**What needs to be done:** Every record below should be printed exactly, except for the pictures.

Document structure recognition data
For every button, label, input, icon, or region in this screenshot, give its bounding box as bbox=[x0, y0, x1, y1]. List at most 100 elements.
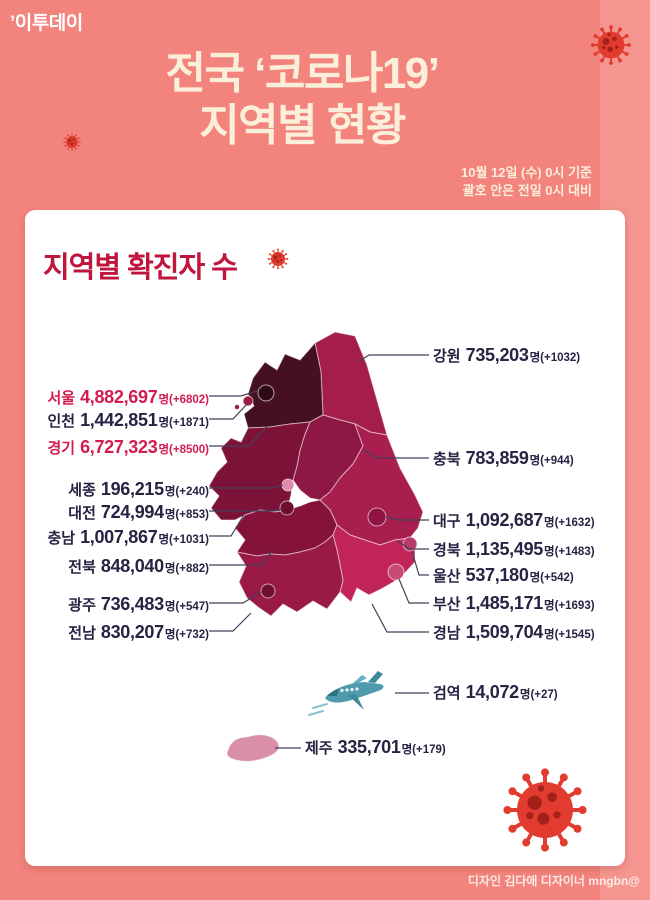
region-row-left-1: 서울 4,882,697 명(+6802) bbox=[25, 386, 209, 411]
region-suffix: 명(+542) bbox=[529, 572, 574, 584]
date-note-line2: 괄호 안은 전일 0시 대비 bbox=[462, 183, 592, 199]
date-note: 10월 12일 (수) 0시 기준 괄호 안은 전일 0시 대비 bbox=[461, 164, 592, 200]
connector-busan bbox=[398, 578, 429, 604]
region-name: 경기 bbox=[47, 440, 76, 457]
publisher-logo: ’이투데이 bbox=[10, 13, 83, 34]
korea-choropleth-map bbox=[208, 331, 589, 854]
region-name: 경남 bbox=[433, 625, 461, 642]
region-daejeon bbox=[279, 500, 295, 516]
connector-ulsan bbox=[411, 550, 429, 576]
region-row-right-6: 부산 1,485,171 명(+1693) bbox=[433, 592, 595, 617]
region-name: 광주 bbox=[68, 597, 96, 614]
region-name: 대전 bbox=[68, 505, 96, 522]
region-value: 1,509,704 bbox=[465, 622, 544, 642]
region-suffix: 명(+1545) bbox=[544, 629, 595, 641]
region-suffix: 명(+179) bbox=[401, 744, 446, 756]
airplane-motion-lines bbox=[308, 703, 328, 716]
card-heading: 지역별 확진자 수 bbox=[43, 252, 238, 284]
connector-chungnam bbox=[209, 512, 246, 537]
region-suffix: 명(+240) bbox=[164, 486, 209, 498]
region-name: 제주 bbox=[305, 740, 333, 757]
region-busan bbox=[387, 563, 405, 581]
region-value: 1,442,851 bbox=[80, 410, 158, 430]
region-value: 335,701 bbox=[337, 737, 401, 757]
connector-jeonbuk bbox=[209, 549, 274, 566]
connector-gangwon bbox=[357, 354, 429, 363]
region-row-right-1: 강원 735,203 명(+1032) bbox=[433, 344, 580, 369]
region-name: 대구 bbox=[433, 513, 461, 530]
region-value: 848,040 bbox=[100, 556, 164, 576]
region-value: 4,882,697 bbox=[80, 387, 158, 407]
region-row-right-3: 대구 1,092,687 명(+1632) bbox=[433, 509, 595, 534]
region-value: 830,207 bbox=[100, 622, 164, 642]
connector-seoul bbox=[209, 390, 258, 397]
region-value: 196,215 bbox=[100, 479, 164, 499]
connector-daejeon bbox=[209, 508, 284, 512]
region-suffix: 명(+1031) bbox=[158, 534, 209, 546]
stats-card: 지역별 확진자 수 bbox=[25, 210, 625, 866]
page-title-line1: 전국 ‘코로나19’ bbox=[165, 49, 440, 98]
connector-chungbuk bbox=[362, 449, 429, 459]
region-row-left-7: 전북 848,040 명(+882) bbox=[25, 555, 209, 580]
region-labels-layer: 서울 4,882,697 명(+6802) 인천 1,442,851 명(+1871) 경기… bbox=[25, 210, 625, 866]
region-value: 783,859 bbox=[465, 448, 529, 468]
region-incheon-islet bbox=[234, 404, 240, 410]
region-suffix: 명(+944) bbox=[529, 455, 574, 467]
region-name: 충남 bbox=[47, 530, 76, 547]
region-suffix: 명(+1483) bbox=[544, 546, 595, 558]
region-suffix: 명(+27) bbox=[519, 689, 558, 701]
connector-gyeonggi bbox=[209, 425, 268, 447]
region-name: 전북 bbox=[68, 559, 96, 576]
region-row-left-2: 인천 1,442,851 명(+1871) bbox=[25, 409, 209, 434]
region-value: 735,203 bbox=[465, 345, 529, 365]
city-markers bbox=[234, 384, 418, 599]
region-value: 537,180 bbox=[465, 565, 529, 585]
region-value: 1,485,171 bbox=[465, 593, 544, 613]
region-value: 724,994 bbox=[100, 502, 164, 522]
date-note-line1: 10월 12일 (수) 0시 기준 bbox=[460, 165, 592, 180]
region-row-left-5: 대전 724,994 명(+853) bbox=[25, 501, 209, 526]
region-row-right-5: 울산 537,180 명(+542) bbox=[433, 564, 574, 589]
region-name: 울산 bbox=[433, 568, 461, 585]
region-suffix: 명(+8500) bbox=[158, 444, 209, 456]
region-jeju bbox=[226, 734, 280, 762]
virus-icon bbox=[267, 248, 289, 270]
connector-lines bbox=[209, 354, 429, 749]
connector-jeonnam bbox=[209, 612, 252, 632]
connector-gyeongbuk bbox=[397, 540, 429, 550]
region-name: 검역 bbox=[433, 685, 461, 702]
region-name: 서울 bbox=[47, 390, 76, 407]
region-row-right-9: 제주 335,701 명(+179) bbox=[305, 736, 446, 761]
region-incheon bbox=[242, 395, 254, 407]
connector-incheon bbox=[209, 403, 248, 420]
connector-gwangju bbox=[209, 591, 262, 604]
region-seoul bbox=[257, 384, 275, 402]
region-suffix: 명(+732) bbox=[164, 629, 209, 641]
region-name: 경북 bbox=[433, 542, 461, 559]
region-name: 강원 bbox=[433, 348, 461, 365]
connector-sejong bbox=[209, 484, 284, 489]
region-suffix: 명(+1632) bbox=[544, 517, 595, 529]
region-row-right-8: 검역 14,072 명(+27) bbox=[433, 681, 558, 706]
region-row-left-4: 세종 196,215 명(+240) bbox=[25, 478, 209, 503]
region-gwangju bbox=[260, 583, 276, 599]
region-name: 인천 bbox=[47, 413, 76, 430]
region-suffix: 명(+6802) bbox=[158, 394, 209, 406]
region-value: 1,007,867 bbox=[80, 527, 158, 547]
region-row-right-4: 경북 1,135,495 명(+1483) bbox=[433, 538, 595, 563]
region-suffix: 명(+547) bbox=[164, 601, 209, 613]
region-suffix: 명(+1871) bbox=[158, 417, 209, 429]
region-row-left-8: 광주 736,483 명(+547) bbox=[25, 593, 209, 618]
region-value: 1,092,687 bbox=[465, 510, 544, 530]
page-title-line2: 지역별 현황 bbox=[199, 100, 406, 150]
connector-gyeongnam bbox=[371, 603, 429, 633]
designer-credit: 디자인 김다애 디자이너 mngbn@ bbox=[467, 874, 640, 888]
region-value: 736,483 bbox=[100, 594, 164, 614]
region-value: 1,135,495 bbox=[465, 539, 544, 559]
region-suffix: 명(+1032) bbox=[529, 352, 581, 364]
region-suffix: 명(+882) bbox=[164, 563, 209, 575]
region-suffix: 명(+853) bbox=[164, 509, 209, 521]
region-suffix: 명(+1693) bbox=[544, 600, 595, 612]
region-name: 충북 bbox=[433, 451, 461, 468]
region-value: 6,727,323 bbox=[80, 437, 158, 457]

**Result:**
For every button, label, input, icon, or region in this screenshot, give its bounding box as bbox=[x0, y0, x1, y1]. List at most 100 elements.
region-row-left-1: 서울 4,882,697 명(+6802) bbox=[25, 386, 209, 411]
region-suffix: 명(+542) bbox=[529, 572, 574, 584]
date-note-line2: 괄호 안은 전일 0시 대비 bbox=[462, 183, 592, 199]
date-note: 10월 12일 (수) 0시 기준 괄호 안은 전일 0시 대비 bbox=[461, 164, 592, 200]
connector-busan bbox=[398, 578, 429, 604]
region-name: 경기 bbox=[47, 440, 76, 457]
publisher-logo: ’이투데이 bbox=[10, 13, 83, 34]
korea-choropleth-map bbox=[208, 331, 589, 854]
region-name: 경남 bbox=[433, 625, 461, 642]
region-daejeon bbox=[279, 500, 295, 516]
connector-ulsan bbox=[411, 550, 429, 576]
region-row-right-6: 부산 1,485,171 명(+1693) bbox=[433, 592, 595, 617]
region-name: 광주 bbox=[68, 597, 96, 614]
region-name: 대전 bbox=[68, 505, 96, 522]
region-value: 1,509,704 bbox=[465, 622, 544, 642]
region-suffix: 명(+1545) bbox=[544, 629, 595, 641]
region-suffix: 명(+179) bbox=[401, 744, 446, 756]
airplane-motion-lines bbox=[308, 703, 328, 716]
card-heading: 지역별 확진자 수 bbox=[43, 252, 238, 284]
connector-chungnam bbox=[209, 512, 246, 537]
region-suffix: 명(+240) bbox=[164, 486, 209, 498]
region-name: 제주 bbox=[305, 740, 333, 757]
region-busan bbox=[387, 563, 405, 581]
region-value: 1,442,851 bbox=[80, 410, 158, 430]
region-value: 335,701 bbox=[337, 737, 401, 757]
connector-jeonbuk bbox=[209, 549, 274, 566]
connector-gangwon bbox=[357, 354, 429, 363]
region-row-right-1: 강원 735,203 명(+1032) bbox=[433, 344, 580, 369]
region-name: 대구 bbox=[433, 513, 461, 530]
region-value: 848,040 bbox=[100, 556, 164, 576]
region-value: 4,882,697 bbox=[80, 387, 158, 407]
region-row-right-3: 대구 1,092,687 명(+1632) bbox=[433, 509, 595, 534]
region-value: 830,207 bbox=[100, 622, 164, 642]
connector-seoul bbox=[209, 390, 258, 397]
region-value: 196,215 bbox=[100, 479, 164, 499]
connector-daejeon bbox=[209, 508, 284, 512]
region-suffix: 명(+1031) bbox=[158, 534, 209, 546]
stats-card: 지역별 확진자 수 bbox=[25, 210, 625, 866]
page-title-line1: 전국 ‘코로나19’ bbox=[165, 49, 440, 98]
connector-chungbuk bbox=[362, 449, 429, 459]
region-row-left-7: 전북 848,040 명(+882) bbox=[25, 555, 209, 580]
region-labels-layer: 서울 4,882,697 명(+6802) 인천 1,442,851 명(+1871) 경기… bbox=[25, 210, 625, 866]
region-value: 783,859 bbox=[465, 448, 529, 468]
region-incheon-islet bbox=[234, 404, 240, 410]
region-suffix: 명(+944) bbox=[529, 455, 574, 467]
region-name: 충남 bbox=[47, 530, 76, 547]
region-suffix: 명(+1483) bbox=[544, 546, 595, 558]
region-suffix: 명(+27) bbox=[519, 689, 558, 701]
connector-gyeonggi bbox=[209, 425, 268, 447]
region-name: 전북 bbox=[68, 559, 96, 576]
region-row-left-2: 인천 1,442,851 명(+1871) bbox=[25, 409, 209, 434]
region-value: 735,203 bbox=[465, 345, 529, 365]
city-markers bbox=[234, 384, 418, 599]
region-value: 537,180 bbox=[465, 565, 529, 585]
region-value: 1,485,171 bbox=[465, 593, 544, 613]
region-value: 724,994 bbox=[100, 502, 164, 522]
date-note-line1: 10월 12일 (수) 0시 기준 bbox=[460, 165, 592, 180]
region-row-left-5: 대전 724,994 명(+853) bbox=[25, 501, 209, 526]
region-row-right-5: 울산 537,180 명(+542) bbox=[433, 564, 574, 589]
region-name: 울산 bbox=[433, 568, 461, 585]
region-suffix: 명(+8500) bbox=[158, 444, 209, 456]
region-jeju bbox=[226, 734, 280, 762]
virus-icon bbox=[267, 248, 289, 270]
connector-lines bbox=[209, 354, 429, 749]
connector-jeonnam bbox=[209, 612, 252, 632]
connector-gyeongbuk bbox=[397, 540, 429, 550]
region-name: 검역 bbox=[433, 685, 461, 702]
region-name: 서울 bbox=[47, 390, 76, 407]
region-row-right-9: 제주 335,701 명(+179) bbox=[305, 736, 446, 761]
region-incheon bbox=[242, 395, 254, 407]
connector-incheon bbox=[209, 403, 248, 420]
connector-gwangju bbox=[209, 591, 262, 604]
region-seoul bbox=[257, 384, 275, 402]
region-suffix: 명(+732) bbox=[164, 629, 209, 641]
region-name: 경북 bbox=[433, 542, 461, 559]
region-name: 강원 bbox=[433, 348, 461, 365]
connector-sejong bbox=[209, 484, 284, 489]
region-suffix: 명(+1632) bbox=[544, 517, 595, 529]
region-row-right-8: 검역 14,072 명(+27) bbox=[433, 681, 558, 706]
region-row-left-4: 세종 196,215 명(+240) bbox=[25, 478, 209, 503]
region-gwangju bbox=[260, 583, 276, 599]
region-name: 인천 bbox=[47, 413, 76, 430]
region-suffix: 명(+6802) bbox=[158, 394, 209, 406]
region-value: 1,007,867 bbox=[80, 527, 158, 547]
region-row-right-4: 경북 1,135,495 명(+1483) bbox=[433, 538, 595, 563]
region-suffix: 명(+547) bbox=[164, 601, 209, 613]
region-suffix: 명(+1871) bbox=[158, 417, 209, 429]
region-row-left-8: 광주 736,483 명(+547) bbox=[25, 593, 209, 618]
region-value: 1,092,687 bbox=[465, 510, 544, 530]
page-title-line2: 지역별 현황 bbox=[199, 100, 406, 150]
connector-gyeongnam bbox=[371, 603, 429, 633]
designer-credit: 디자인 김다애 디자이너 mngbn@ bbox=[467, 874, 640, 888]
region-value: 736,483 bbox=[100, 594, 164, 614]
region-value: 1,135,495 bbox=[465, 539, 544, 559]
region-suffix: 명(+1032) bbox=[529, 352, 581, 364]
region-suffix: 명(+882) bbox=[164, 563, 209, 575]
region-suffix: 명(+853) bbox=[164, 509, 209, 521]
region-suffix: 명(+1693) bbox=[544, 600, 595, 612]
region-name: 충북 bbox=[433, 451, 461, 468]
region-value: 6,727,323 bbox=[80, 437, 158, 457]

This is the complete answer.